Make an exact transcription of the material, leaving out all images.

### Dataset entries ###

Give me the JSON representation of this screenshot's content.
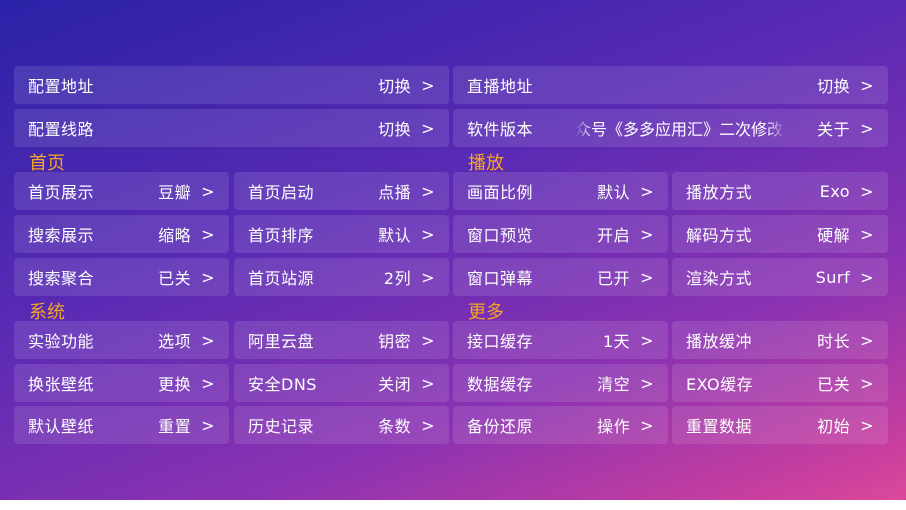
{
  "top": [
    {
      "label": "配置地址",
      "value": "切换",
      "arrow": ">"
    },
    {
      "label": "直播地址",
      "value": "切换",
      "arrow": ">"
    },
    {
      "label": "配置线路",
      "value": "切换",
      "arrow": ">"
    },
    {
      "label": "软件版本",
      "value": "关于",
      "arrow": ">",
      "marquee": "众号《多多应用汇》二次修改"
    }
  ],
  "sections": {
    "home": "首页",
    "play": "播放",
    "system": "系统",
    "more": "更多"
  },
  "home_items": [
    {
      "label": "首页展示",
      "value": "豆瓣",
      "arrow": ">"
    },
    {
      "label": "首页启动",
      "value": "点播",
      "arrow": ">"
    },
    {
      "label": "搜索展示",
      "value": "缩略",
      "arrow": ">"
    },
    {
      "label": "首页排序",
      "value": "默认",
      "arrow": ">"
    },
    {
      "label": "搜索聚合",
      "value": "已关",
      "arrow": ">"
    },
    {
      "label": "首页站源",
      "value": "2列",
      "arrow": ">"
    }
  ],
  "play_items": [
    {
      "label": "画面比例",
      "value": "默认",
      "arrow": ">"
    },
    {
      "label": "播放方式",
      "value": "Exo",
      "arrow": ">"
    },
    {
      "label": "窗口预览",
      "value": "开启",
      "arrow": ">"
    },
    {
      "label": "解码方式",
      "value": "硬解",
      "arrow": ">"
    },
    {
      "label": "窗口弹幕",
      "value": "已开",
      "arrow": ">"
    },
    {
      "label": "渲染方式",
      "value": "Surf",
      "arrow": ">"
    }
  ],
  "system_items": [
    {
      "label": "实验功能",
      "value": "选项",
      "arrow": ">"
    },
    {
      "label": "阿里云盘",
      "value": "钥密",
      "arrow": ">"
    },
    {
      "label": "换张壁纸",
      "value": "更换",
      "arrow": ">"
    },
    {
      "label": "安全DNS",
      "value": "关闭",
      "arrow": ">"
    },
    {
      "label": "默认壁纸",
      "value": "重置",
      "arrow": ">"
    },
    {
      "label": "历史记录",
      "value": "条数",
      "arrow": ">"
    }
  ],
  "more_items": [
    {
      "label": "接口缓存",
      "value": "1天",
      "arrow": ">"
    },
    {
      "label": "播放缓冲",
      "value": "时长",
      "arrow": ">"
    },
    {
      "label": "数据缓存",
      "value": "清空",
      "arrow": ">"
    },
    {
      "label": "EXO缓存",
      "value": "已关",
      "arrow": ">"
    },
    {
      "label": "备份还原",
      "value": "操作",
      "arrow": ">"
    },
    {
      "label": "重置数据",
      "value": "初始",
      "arrow": ">"
    }
  ],
  "colors": {
    "section_title": "#f5a623",
    "accent_start": "#2a22a8",
    "accent_end": "#dd4a9a"
  }
}
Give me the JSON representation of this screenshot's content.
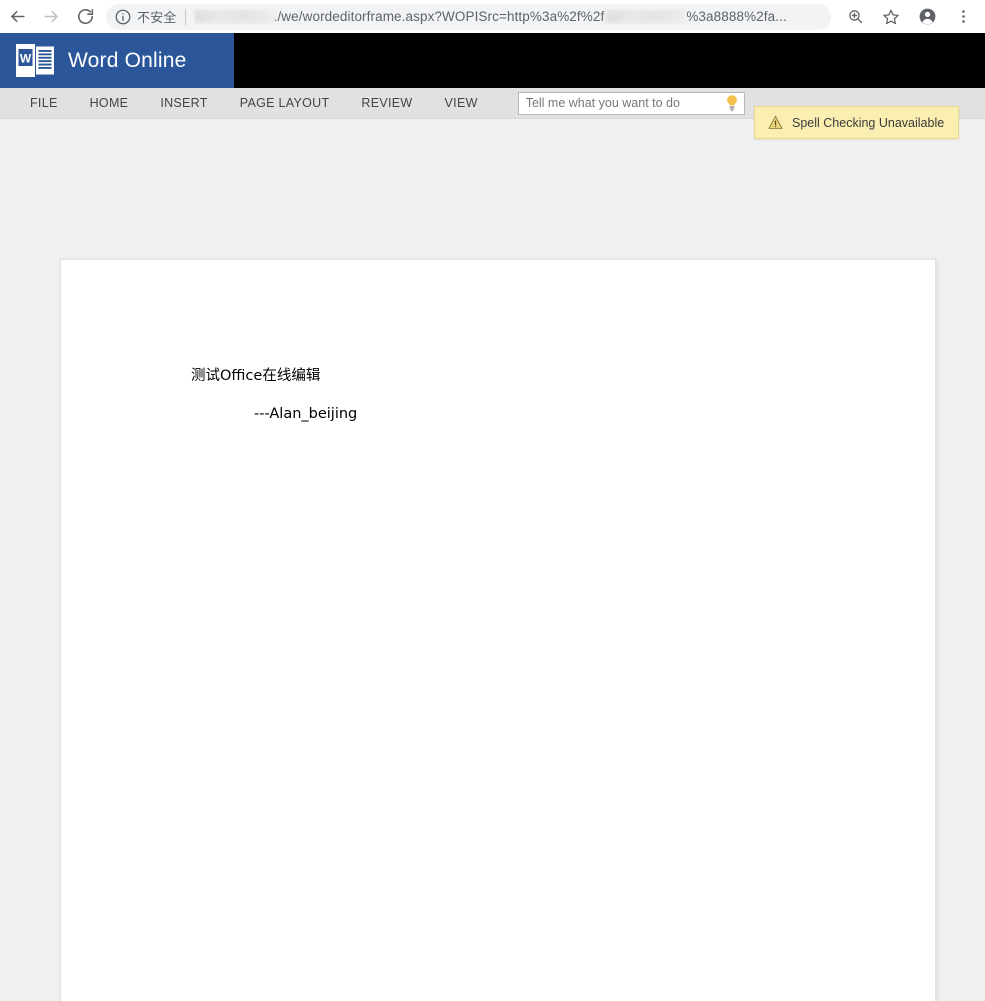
{
  "browser": {
    "back_label": "Back",
    "forward_label": "Forward",
    "reload_label": "Reload",
    "security_label": "不安全",
    "url_visible_part_1": "./we/wordeditorframe.aspx?WOPISrc=http%3a%2f%2f",
    "url_visible_part_2": "%3a8888%2fa...",
    "url_redacted_1": "",
    "url_redacted_2": "",
    "zoom_icon_label": "Zoom",
    "bookmark_icon_label": "Bookmark this page",
    "profile_icon_label": "Profile",
    "menu_icon_label": "Customize and control"
  },
  "app": {
    "title": "Word Online",
    "logo_letter": "W",
    "brand_color": "#2b579a"
  },
  "ribbon": {
    "tabs": [
      {
        "label": "FILE"
      },
      {
        "label": "HOME"
      },
      {
        "label": "INSERT"
      },
      {
        "label": "PAGE LAYOUT"
      },
      {
        "label": "REVIEW"
      },
      {
        "label": "VIEW"
      }
    ],
    "tell_me": {
      "placeholder": "Tell me what you want to do",
      "value": "",
      "icon": "lightbulb-icon"
    }
  },
  "notification": {
    "icon": "warning-triangle-icon",
    "text": "Spell Checking Unavailable",
    "background": "#faeeb1"
  },
  "document": {
    "paragraphs": [
      {
        "text": "测试Office在线编辑"
      },
      {
        "text": "---Alan_beijing"
      }
    ]
  }
}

###

## Worked answer
Give me the JSON representation of this screenshot's content.
{
  "top": [
    {
      "label": "配置地址",
      "value": "切换",
      "arrow": ">"
    },
    {
      "label": "直播地址",
      "value": "切换",
      "arrow": ">"
    },
    {
      "label": "配置线路",
      "value": "切换",
      "arrow": ">"
    },
    {
      "label": "软件版本",
      "value": "关于",
      "arrow": ">",
      "marquee": "众号《多多应用汇》二次修改"
    }
  ],
  "sections": {
    "home": "首页",
    "play": "播放",
    "system": "系统",
    "more": "更多"
  },
  "home_items": [
    {
      "label": "首页展示",
      "value": "豆瓣",
      "arrow": ">"
    },
    {
      "label": "首页启动",
      "value": "点播",
      "arrow": ">"
    },
    {
      "label": "搜索展示",
      "value": "缩略",
      "arrow": ">"
    },
    {
      "label": "首页排序",
      "value": "默认",
      "arrow": ">"
    },
    {
      "label": "搜索聚合",
      "value": "已关",
      "arrow": ">"
    },
    {
      "label": "首页站源",
      "value": "2列",
      "arrow": ">"
    }
  ],
  "play_items": [
    {
      "label": "画面比例",
      "value": "默认",
      "arrow": ">"
    },
    {
      "label": "播放方式",
      "value": "Exo",
      "arrow": ">"
    },
    {
      "label": "窗口预览",
      "value": "开启",
      "arrow": ">"
    },
    {
      "label": "解码方式",
      "value": "硬解",
      "arrow": ">"
    },
    {
      "label": "窗口弹幕",
      "value": "已开",
      "arrow": ">"
    },
    {
      "label": "渲染方式",
      "value": "Surf",
      "arrow": ">"
    }
  ],
  "system_items": [
    {
      "label": "实验功能",
      "value": "选项",
      "arrow": ">"
    },
    {
      "label": "阿里云盘",
      "value": "钥密",
      "arrow": ">"
    },
    {
      "label": "换张壁纸",
      "value": "更换",
      "arrow": ">"
    },
    {
      "label": "安全DNS",
      "value": "关闭",
      "arrow": ">"
    },
    {
      "label": "默认壁纸",
      "value": "重置",
      "arrow": ">"
    },
    {
      "label": "历史记录",
      "value": "条数",
      "arrow": ">"
    }
  ],
  "more_items": [
    {
      "label": "接口缓存",
      "value": "1天",
      "arrow": ">"
    },
    {
      "label": "播放缓冲",
      "value": "时长",
      "arrow": ">"
    },
    {
      "label": "数据缓存",
      "value": "清空",
      "arrow": ">"
    },
    {
      "label": "EXO缓存",
      "value": "已关",
      "arrow": ">"
    },
    {
      "label": "备份还原",
      "value": "操作",
      "arrow": ">"
    },
    {
      "label": "重置数据",
      "value": "初始",
      "arrow": ">"
    }
  ],
  "colors": {
    "section_title": "#f5a623",
    "accent_start": "#2a22a8",
    "accent_end": "#dd4a9a"
  }
}
Give me the JSON representation of this screenshot's content.
{
  "browser": {
    "back_label": "Back",
    "forward_label": "Forward",
    "reload_label": "Reload",
    "security_label": "不安全",
    "url_visible_part_1": "./we/wordeditorframe.aspx?WOPISrc=http%3a%2f%2f",
    "url_visible_part_2": "%3a8888%2fa...",
    "url_redacted_1": "",
    "url_redacted_2": "",
    "zoom_icon_label": "Zoom",
    "bookmark_icon_label": "Bookmark this page",
    "profile_icon_label": "Profile",
    "menu_icon_label": "Customize and control"
  },
  "app": {
    "title": "Word Online",
    "logo_letter": "W",
    "brand_color": "#2b579a"
  },
  "ribbon": {
    "tabs": [
      {
        "label": "FILE"
      },
      {
        "label": "HOME"
      },
      {
        "label": "INSERT"
      },
      {
        "label": "PAGE LAYOUT"
      },
      {
        "label": "REVIEW"
      },
      {
        "label": "VIEW"
      }
    ],
    "tell_me": {
      "placeholder": "Tell me what you want to do",
      "value": "",
      "icon": "lightbulb-icon"
    }
  },
  "notification": {
    "icon": "warning-triangle-icon",
    "text": "Spell Checking Unavailable",
    "background": "#faeeb1"
  },
  "document": {
    "paragraphs": [
      {
        "text": "测试Office在线编辑"
      },
      {
        "text": "---Alan_beijing"
      }
    ]
  }
}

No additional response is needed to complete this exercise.